Reproduce every item below line for line, leaving out the pictures.

————

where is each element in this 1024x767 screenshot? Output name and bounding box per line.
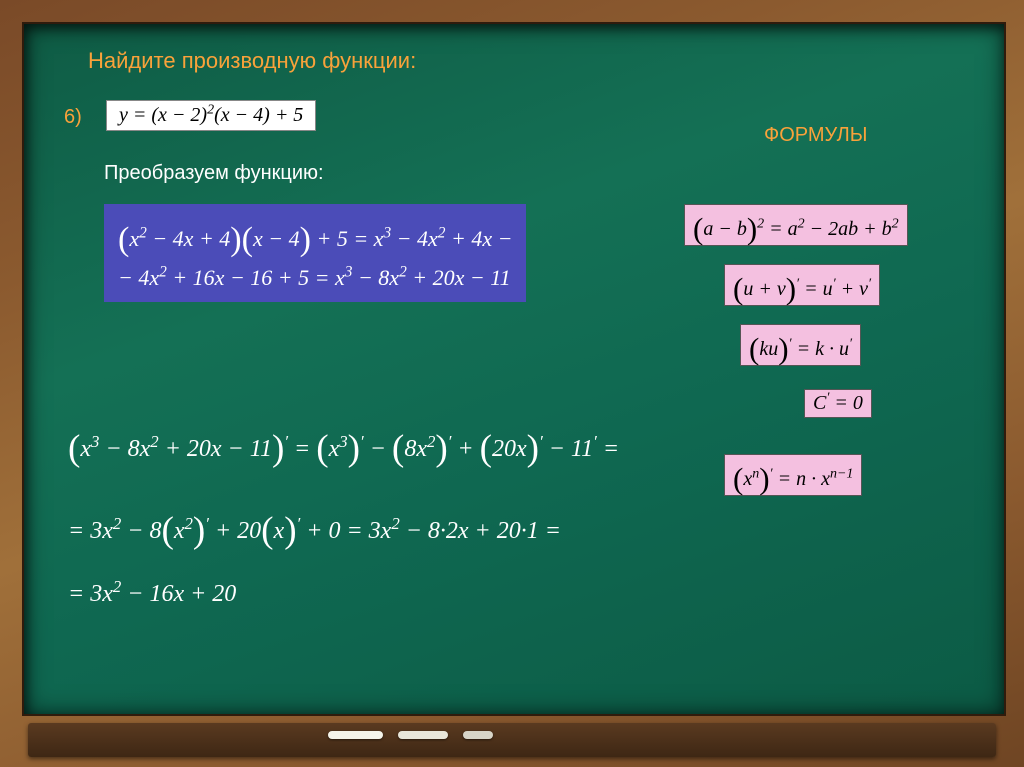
formula-constant-multiple: (ku)′ = k · u′ (740, 324, 861, 366)
formula-constant: C′ = 0 (804, 389, 872, 418)
chalkboard-frame: Найдите производную функции: 6) y = (x −… (0, 0, 1024, 767)
subtitle: Преобразуем функцию: (104, 162, 324, 185)
page-title: Найдите производную функции: (88, 48, 416, 74)
solution-line: = 3x2 − 8(x2)′ + 20(x)′ + 0 = 3x2 − 8·2x… (68, 486, 619, 568)
formulas-header: ФОРМУЛЫ (764, 124, 867, 147)
solution-line: (x3 − 8x2 + 20x − 11)′ = (x3)′ − (8x2)′ … (68, 404, 619, 486)
chalk-piece (463, 731, 493, 739)
formula-square-diff: (a − b)2 = a2 − 2ab + b2 (684, 204, 908, 246)
chalk-piece (398, 731, 448, 739)
derivative-solution: (x3 − 8x2 + 20x − 11)′ = (x3)′ − (8x2)′ … (68, 404, 619, 620)
chalk-tray (28, 723, 996, 757)
problem-number: 6) (64, 106, 82, 129)
work-line: − 4x2 + 16x − 16 + 5 = x3 − 8x2 + 20x − … (118, 261, 512, 294)
formula-power-rule: (xn)′ = n · xn−1 (724, 454, 862, 496)
chalk-piece (328, 731, 383, 739)
solution-line: = 3x2 − 16x + 20 (68, 568, 619, 621)
expansion-work: (x2 − 4x + 4)(x − 4) + 5 = x3 − 4x2 + 4x… (104, 204, 526, 302)
work-line: (x2 − 4x + 4)(x − 4) + 5 = x3 − 4x2 + 4x… (118, 210, 512, 261)
problem-equation: y = (x − 2)2(x − 4) + 5 (106, 100, 316, 131)
chalkboard: Найдите производную функции: 6) y = (x −… (22, 22, 1006, 716)
formula-sum-derivative: (u + v)′ = u′ + v′ (724, 264, 880, 306)
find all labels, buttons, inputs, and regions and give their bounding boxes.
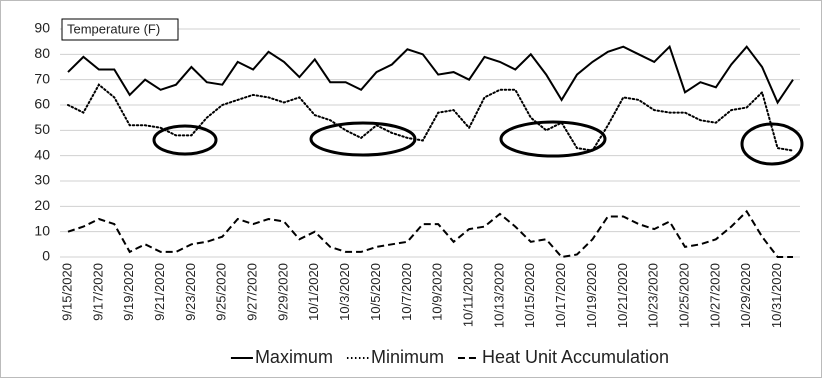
x-tick-label: 10/29/2020: [738, 263, 753, 328]
x-tick-label: 10/5/2020: [368, 263, 383, 321]
x-tick-label: 9/17/2020: [90, 263, 105, 321]
y-tick-label: 90: [34, 20, 50, 36]
y-tick-label: 40: [34, 146, 50, 162]
series-line: [67, 44, 794, 105]
y-tick-label: 20: [34, 197, 50, 213]
y-tick-label: 50: [34, 121, 50, 137]
title-box: [61, 18, 179, 41]
x-tick-label: 9/29/2020: [275, 263, 290, 321]
x-tick-label: 10/1/2020: [306, 263, 321, 321]
y-tick-label: 0: [42, 248, 50, 264]
x-tick-label: 10/15/2020: [522, 263, 537, 328]
x-tick-label: 10/19/2020: [584, 263, 599, 328]
x-tick-label: 10/13/2020: [491, 263, 506, 328]
x-tick-label: 10/23/2020: [646, 263, 661, 328]
legend-label: Minimum: [371, 347, 444, 367]
x-tick-label: 10/17/2020: [553, 263, 568, 328]
y-tick-label: 60: [34, 96, 50, 112]
x-tick-label: 10/7/2020: [399, 263, 414, 321]
chart-title: Temperature (F): [67, 21, 160, 36]
x-tick-label: 9/15/2020: [59, 263, 74, 321]
x-tick-label: 9/25/2020: [214, 263, 229, 321]
legend-label: Heat Unit Accumulation: [482, 347, 669, 367]
x-tick-label: 10/27/2020: [707, 263, 722, 328]
x-tick-label: 9/19/2020: [121, 263, 136, 321]
x-tick-label: 10/21/2020: [615, 263, 630, 328]
grid: [60, 28, 800, 258]
y-tick-label: 30: [34, 172, 50, 188]
x-tick-label: 10/9/2020: [430, 263, 445, 321]
legend: Maximum Minimum Heat Unit Accumulation: [230, 347, 669, 367]
y-tick-label: 70: [34, 70, 50, 86]
x-tick-label: 10/25/2020: [676, 263, 691, 328]
legend-label: Maximum: [255, 347, 333, 367]
x-tick-label: 10/31/2020: [769, 263, 784, 328]
series-line: [67, 209, 793, 259]
x-tick-label: 10/11/2020: [461, 263, 476, 327]
annotation-ellipse: [740, 122, 804, 166]
x-tick-label: 9/27/2020: [245, 263, 260, 321]
x-tick-label: 9/21/2020: [152, 263, 167, 321]
x-tick-label: 9/23/2020: [183, 263, 198, 321]
x-tick-label: 10/3/2020: [337, 263, 352, 321]
y-tick-label: 80: [34, 45, 50, 61]
annotation-ellipse: [499, 120, 607, 158]
y-tick-label: 10: [34, 222, 50, 238]
annotation-ellipse: [152, 124, 218, 156]
series-line: [67, 83, 794, 152]
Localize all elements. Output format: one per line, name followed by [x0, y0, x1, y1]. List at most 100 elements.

————

**TASK ANSWER:**
where is each element in this 1024x767 screenshot? Output name and bounding box per line.
formula-constant-multiple: (ku)′ = k · u′ (740, 324, 861, 366)
formula-constant: C′ = 0 (804, 389, 872, 418)
chalkboard-frame: Найдите производную функции: 6) y = (x −… (0, 0, 1024, 767)
subtitle: Преобразуем функцию: (104, 162, 324, 185)
page-title: Найдите производную функции: (88, 48, 416, 74)
solution-line: = 3x2 − 8(x2)′ + 20(x)′ + 0 = 3x2 − 8·2x… (68, 486, 619, 568)
formulas-header: ФОРМУЛЫ (764, 124, 867, 147)
solution-line: (x3 − 8x2 + 20x − 11)′ = (x3)′ − (8x2)′ … (68, 404, 619, 486)
chalk-piece (463, 731, 493, 739)
formula-square-diff: (a − b)2 = a2 − 2ab + b2 (684, 204, 908, 246)
chalk-piece (398, 731, 448, 739)
derivative-solution: (x3 − 8x2 + 20x − 11)′ = (x3)′ − (8x2)′ … (68, 404, 619, 620)
chalk-tray (28, 723, 996, 757)
problem-number: 6) (64, 106, 82, 129)
work-line: − 4x2 + 16x − 16 + 5 = x3 − 8x2 + 20x − … (118, 261, 512, 294)
formula-power-rule: (xn)′ = n · xn−1 (724, 454, 862, 496)
chalk-piece (328, 731, 383, 739)
solution-line: = 3x2 − 16x + 20 (68, 568, 619, 621)
expansion-work: (x2 − 4x + 4)(x − 4) + 5 = x3 − 4x2 + 4x… (104, 204, 526, 302)
work-line: (x2 − 4x + 4)(x − 4) + 5 = x3 − 4x2 + 4x… (118, 210, 512, 261)
problem-equation: y = (x − 2)2(x − 4) + 5 (106, 100, 316, 131)
chalkboard: Найдите производную функции: 6) y = (x −… (22, 22, 1006, 716)
formula-sum-derivative: (u + v)′ = u′ + v′ (724, 264, 880, 306)
find all labels, buttons, inputs, and regions and give their bounding boxes.
x-tick-label: 10/29/2020: [738, 263, 753, 328]
x-tick-label: 10/5/2020: [368, 263, 383, 321]
x-tick-label: 9/17/2020: [90, 263, 105, 321]
y-tick-label: 90: [34, 20, 50, 36]
y-tick-label: 40: [34, 146, 50, 162]
series-line: [67, 44, 794, 105]
y-tick-label: 20: [34, 197, 50, 213]
y-tick-label: 50: [34, 121, 50, 137]
title-box: [61, 18, 179, 41]
x-tick-label: 9/29/2020: [275, 263, 290, 321]
x-tick-label: 10/1/2020: [306, 263, 321, 321]
y-tick-label: 0: [42, 248, 50, 264]
x-tick-label: 10/15/2020: [522, 263, 537, 328]
x-tick-label: 10/19/2020: [584, 263, 599, 328]
x-tick-label: 10/13/2020: [491, 263, 506, 328]
x-tick-label: 10/23/2020: [646, 263, 661, 328]
legend-label: Minimum: [371, 347, 444, 367]
x-tick-label: 10/17/2020: [553, 263, 568, 328]
y-tick-label: 60: [34, 96, 50, 112]
x-tick-label: 10/7/2020: [399, 263, 414, 321]
chart-title: Temperature (F): [67, 21, 160, 36]
x-tick-label: 9/15/2020: [59, 263, 74, 321]
x-tick-label: 9/25/2020: [214, 263, 229, 321]
legend-label: Heat Unit Accumulation: [482, 347, 669, 367]
x-tick-label: 10/27/2020: [707, 263, 722, 328]
x-tick-label: 9/19/2020: [121, 263, 136, 321]
x-tick-label: 10/21/2020: [615, 263, 630, 328]
grid: [60, 28, 800, 258]
y-tick-label: 30: [34, 172, 50, 188]
x-tick-label: 10/9/2020: [430, 263, 445, 321]
legend: Maximum Minimum Heat Unit Accumulation: [230, 347, 669, 367]
y-tick-label: 70: [34, 70, 50, 86]
x-tick-label: 10/25/2020: [676, 263, 691, 328]
legend-label: Maximum: [255, 347, 333, 367]
x-tick-label: 10/31/2020: [769, 263, 784, 328]
series-line: [67, 209, 793, 259]
x-tick-label: 10/11/2020: [461, 263, 476, 327]
annotation-ellipse: [740, 122, 804, 166]
x-tick-label: 9/27/2020: [245, 263, 260, 321]
x-tick-label: 9/21/2020: [152, 263, 167, 321]
x-tick-label: 9/23/2020: [183, 263, 198, 321]
x-tick-label: 10/3/2020: [337, 263, 352, 321]
y-tick-label: 80: [34, 45, 50, 61]
annotation-ellipse: [499, 120, 607, 158]
y-tick-label: 10: [34, 222, 50, 238]
annotation-ellipse: [152, 124, 218, 156]
series-line: [67, 83, 794, 152]
Localize all elements. Output format: one per line, name followed by [x0, y0, x1, y1]. List at most 100 elements.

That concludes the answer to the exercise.